## Stated task
Take down each entry exactly as written.

[start]

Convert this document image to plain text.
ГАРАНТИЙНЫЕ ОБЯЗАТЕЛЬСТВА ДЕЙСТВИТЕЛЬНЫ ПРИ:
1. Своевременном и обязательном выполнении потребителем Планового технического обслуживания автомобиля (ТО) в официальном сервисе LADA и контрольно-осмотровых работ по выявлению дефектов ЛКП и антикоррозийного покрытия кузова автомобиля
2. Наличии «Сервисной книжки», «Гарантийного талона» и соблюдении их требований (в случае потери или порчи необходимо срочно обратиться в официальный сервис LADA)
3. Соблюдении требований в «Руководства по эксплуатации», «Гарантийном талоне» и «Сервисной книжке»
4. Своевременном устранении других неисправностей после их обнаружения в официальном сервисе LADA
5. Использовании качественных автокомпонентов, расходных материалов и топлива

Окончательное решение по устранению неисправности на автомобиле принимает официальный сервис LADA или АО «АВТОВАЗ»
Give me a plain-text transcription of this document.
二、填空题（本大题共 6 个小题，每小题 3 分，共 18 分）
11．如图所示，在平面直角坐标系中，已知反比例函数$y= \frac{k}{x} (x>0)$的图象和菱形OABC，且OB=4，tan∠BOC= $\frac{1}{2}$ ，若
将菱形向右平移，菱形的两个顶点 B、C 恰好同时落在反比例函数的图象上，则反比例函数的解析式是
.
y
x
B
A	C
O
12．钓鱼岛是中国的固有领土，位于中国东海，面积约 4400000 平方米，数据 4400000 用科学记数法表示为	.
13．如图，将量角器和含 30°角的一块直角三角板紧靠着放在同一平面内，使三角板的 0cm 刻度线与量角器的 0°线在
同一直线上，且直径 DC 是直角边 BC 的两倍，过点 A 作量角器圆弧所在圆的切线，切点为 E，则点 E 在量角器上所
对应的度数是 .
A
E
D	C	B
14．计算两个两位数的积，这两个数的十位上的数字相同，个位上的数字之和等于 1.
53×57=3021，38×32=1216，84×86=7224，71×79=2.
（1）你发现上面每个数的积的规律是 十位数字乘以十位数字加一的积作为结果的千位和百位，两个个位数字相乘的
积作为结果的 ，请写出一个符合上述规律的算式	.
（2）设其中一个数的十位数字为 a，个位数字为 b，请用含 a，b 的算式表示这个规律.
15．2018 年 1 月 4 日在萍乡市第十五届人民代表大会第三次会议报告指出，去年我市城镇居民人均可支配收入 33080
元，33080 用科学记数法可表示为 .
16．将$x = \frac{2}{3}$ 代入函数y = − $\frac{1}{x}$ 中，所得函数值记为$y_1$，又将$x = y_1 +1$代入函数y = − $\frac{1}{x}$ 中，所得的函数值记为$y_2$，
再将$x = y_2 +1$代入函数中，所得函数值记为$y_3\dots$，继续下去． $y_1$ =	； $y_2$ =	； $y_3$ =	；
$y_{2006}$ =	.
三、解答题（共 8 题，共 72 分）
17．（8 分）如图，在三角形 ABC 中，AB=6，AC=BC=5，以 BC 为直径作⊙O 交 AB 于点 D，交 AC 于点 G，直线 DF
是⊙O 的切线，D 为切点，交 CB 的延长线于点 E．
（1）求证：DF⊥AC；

[end]

## Solution
Convert this document image to plain text.
ГАРАНТИЙНЫЕ ОБЯЗАТЕЛЬСТВА ДЕЙСТВИТЕЛЬНЫ ПРИ:
1. Своевременном и обязательном выполнении потребителем Планового технического обслуживания автомобиля (ТО) в официальном сервисе LADA и контрольно-осмотровых работ по выявлению дефектов ЛКП и антикоррозийного покрытия кузова автомобиля
2. Наличии «Сервисной книжки», «Гарантийного талона» и соблюдении их требований (в случае потери или порчи необходимо срочно обратиться в официальный сервис LADA)
3. Соблюдении требований в «Руководства по эксплуатации», «Гарантийном талоне» и «Сервисной книжке»
4. Своевременном устранении других неисправностей после их обнаружения в официальном сервисе LADA
5. Использовании качественных автокомпонентов, расходных материалов и топлива

Окончательное решение по устранению неисправности на автомобиле принимает официальный сервис LADA или АО «АВТОВАЗ»
Give me a plain-text transcription of this document.
二、填空题（本大题共 6 个小题，每小题 3 分，共 18 分）
11．如图所示，在平面直角坐标系中，已知反比例函数$y= \frac{k}{x} (x>0)$的图象和菱形OABC，且OB=4，tan∠BOC= $\frac{1}{2}$ ，若
将菱形向右平移，菱形的两个顶点 B、C 恰好同时落在反比例函数的图象上，则反比例函数的解析式是
.
y
x
B
A	C
O
12．钓鱼岛是中国的固有领土，位于中国东海，面积约 4400000 平方米，数据 4400000 用科学记数法表示为	.
13．如图，将量角器和含 30°角的一块直角三角板紧靠着放在同一平面内，使三角板的 0cm 刻度线与量角器的 0°线在
同一直线上，且直径 DC 是直角边 BC 的两倍，过点 A 作量角器圆弧所在圆的切线，切点为 E，则点 E 在量角器上所
对应的度数是 .
A
E
D	C	B
14．计算两个两位数的积，这两个数的十位上的数字相同，个位上的数字之和等于 1.
53×57=3021，38×32=1216，84×86=7224，71×79=2.
（1）你发现上面每个数的积的规律是 十位数字乘以十位数字加一的积作为结果的千位和百位，两个个位数字相乘的
积作为结果的 ，请写出一个符合上述规律的算式	.
（2）设其中一个数的十位数字为 a，个位数字为 b，请用含 a，b 的算式表示这个规律.
15．2018 年 1 月 4 日在萍乡市第十五届人民代表大会第三次会议报告指出，去年我市城镇居民人均可支配收入 33080
元，33080 用科学记数法可表示为 .
16．将$x = \frac{2}{3}$ 代入函数y = − $\frac{1}{x}$ 中，所得函数值记为$y_1$，又将$x = y_1 +1$代入函数y = − $\frac{1}{x}$ 中，所得的函数值记为$y_2$，
再将$x = y_2 +1$代入函数中，所得函数值记为$y_3\dots$，继续下去． $y_1$ =	； $y_2$ =	； $y_3$ =	；
$y_{2006}$ =	.
三、解答题（共 8 题，共 72 分）
17．（8 分）如图，在三角形 ABC 中，AB=6，AC=BC=5，以 BC 为直径作⊙O 交 AB 于点 D，交 AC 于点 G，直线 DF
是⊙O 的切线，D 为切点，交 CB 的延长线于点 E．
（1）求证：DF⊥AC；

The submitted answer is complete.